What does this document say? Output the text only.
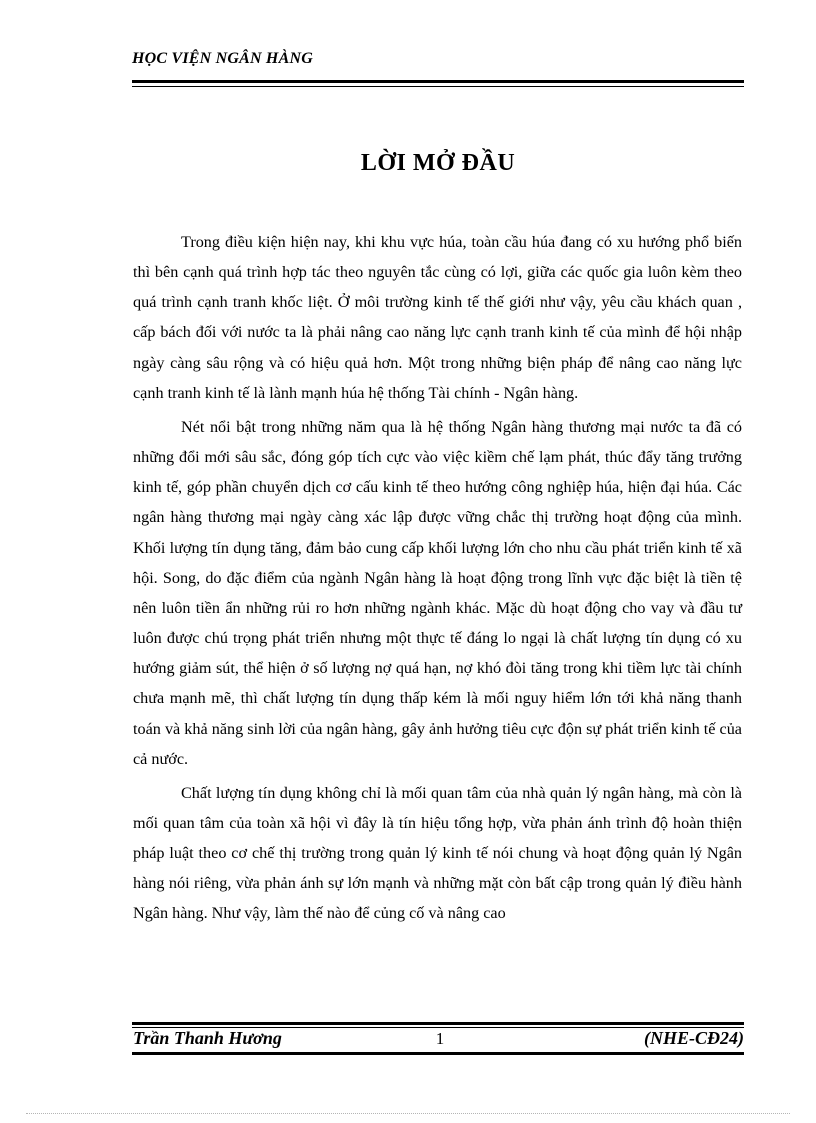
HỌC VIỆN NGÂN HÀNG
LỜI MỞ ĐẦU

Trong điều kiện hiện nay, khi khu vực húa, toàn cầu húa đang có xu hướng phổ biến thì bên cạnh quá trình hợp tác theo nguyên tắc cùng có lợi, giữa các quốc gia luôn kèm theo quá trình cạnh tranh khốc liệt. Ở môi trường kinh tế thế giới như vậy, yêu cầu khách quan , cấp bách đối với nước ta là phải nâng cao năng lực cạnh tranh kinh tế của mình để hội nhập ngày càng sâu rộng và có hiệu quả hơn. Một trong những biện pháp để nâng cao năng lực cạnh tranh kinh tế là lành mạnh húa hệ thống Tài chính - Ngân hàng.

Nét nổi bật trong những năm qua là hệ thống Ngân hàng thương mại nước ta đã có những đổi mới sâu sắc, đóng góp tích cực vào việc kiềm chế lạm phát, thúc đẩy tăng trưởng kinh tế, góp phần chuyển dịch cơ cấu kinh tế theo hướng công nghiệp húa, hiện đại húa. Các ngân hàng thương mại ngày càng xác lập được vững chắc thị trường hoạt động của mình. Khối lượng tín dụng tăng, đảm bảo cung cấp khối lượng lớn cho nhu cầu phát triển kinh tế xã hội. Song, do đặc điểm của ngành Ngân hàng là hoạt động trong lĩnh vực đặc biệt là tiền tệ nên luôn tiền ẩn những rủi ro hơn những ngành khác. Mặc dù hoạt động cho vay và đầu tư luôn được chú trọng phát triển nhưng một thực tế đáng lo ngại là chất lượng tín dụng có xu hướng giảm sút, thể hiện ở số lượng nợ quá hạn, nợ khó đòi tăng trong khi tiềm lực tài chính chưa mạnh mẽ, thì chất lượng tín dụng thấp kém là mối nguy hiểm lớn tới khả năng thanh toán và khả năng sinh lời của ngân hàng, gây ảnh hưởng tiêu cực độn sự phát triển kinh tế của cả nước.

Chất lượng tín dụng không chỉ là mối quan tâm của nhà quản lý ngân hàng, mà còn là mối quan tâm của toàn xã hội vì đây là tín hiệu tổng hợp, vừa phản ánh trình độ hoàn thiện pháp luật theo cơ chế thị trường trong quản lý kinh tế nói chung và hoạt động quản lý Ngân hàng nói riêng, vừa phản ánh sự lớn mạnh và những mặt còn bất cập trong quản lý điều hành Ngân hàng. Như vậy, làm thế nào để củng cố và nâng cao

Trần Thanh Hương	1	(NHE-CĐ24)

════

#### Given instruction:
Transcribe all of the entries word for word, but skip any pictures they contain.

#### Result of the exercise:
What does this document say? Output the text only.
HỌC VIỆN NGÂN HÀNG
LỜI MỞ ĐẦU

Trong điều kiện hiện nay, khi khu vực húa, toàn cầu húa đang có xu hướng phổ biến thì bên cạnh quá trình hợp tác theo nguyên tắc cùng có lợi, giữa các quốc gia luôn kèm theo quá trình cạnh tranh khốc liệt. Ở môi trường kinh tế thế giới như vậy, yêu cầu khách quan , cấp bách đối với nước ta là phải nâng cao năng lực cạnh tranh kinh tế của mình để hội nhập ngày càng sâu rộng và có hiệu quả hơn. Một trong những biện pháp để nâng cao năng lực cạnh tranh kinh tế là lành mạnh húa hệ thống Tài chính - Ngân hàng.

Nét nổi bật trong những năm qua là hệ thống Ngân hàng thương mại nước ta đã có những đổi mới sâu sắc, đóng góp tích cực vào việc kiềm chế lạm phát, thúc đẩy tăng trưởng kinh tế, góp phần chuyển dịch cơ cấu kinh tế theo hướng công nghiệp húa, hiện đại húa. Các ngân hàng thương mại ngày càng xác lập được vững chắc thị trường hoạt động của mình. Khối lượng tín dụng tăng, đảm bảo cung cấp khối lượng lớn cho nhu cầu phát triển kinh tế xã hội. Song, do đặc điểm của ngành Ngân hàng là hoạt động trong lĩnh vực đặc biệt là tiền tệ nên luôn tiền ẩn những rủi ro hơn những ngành khác. Mặc dù hoạt động cho vay và đầu tư luôn được chú trọng phát triển nhưng một thực tế đáng lo ngại là chất lượng tín dụng có xu hướng giảm sút, thể hiện ở số lượng nợ quá hạn, nợ khó đòi tăng trong khi tiềm lực tài chính chưa mạnh mẽ, thì chất lượng tín dụng thấp kém là mối nguy hiểm lớn tới khả năng thanh toán và khả năng sinh lời của ngân hàng, gây ảnh hưởng tiêu cực độn sự phát triển kinh tế của cả nước.

Chất lượng tín dụng không chỉ là mối quan tâm của nhà quản lý ngân hàng, mà còn là mối quan tâm của toàn xã hội vì đây là tín hiệu tổng hợp, vừa phản ánh trình độ hoàn thiện pháp luật theo cơ chế thị trường trong quản lý kinh tế nói chung và hoạt động quản lý Ngân hàng nói riêng, vừa phản ánh sự lớn mạnh và những mặt còn bất cập trong quản lý điều hành Ngân hàng. Như vậy, làm thế nào để củng cố và nâng cao

Trần Thanh Hương	1	(NHE-CĐ24)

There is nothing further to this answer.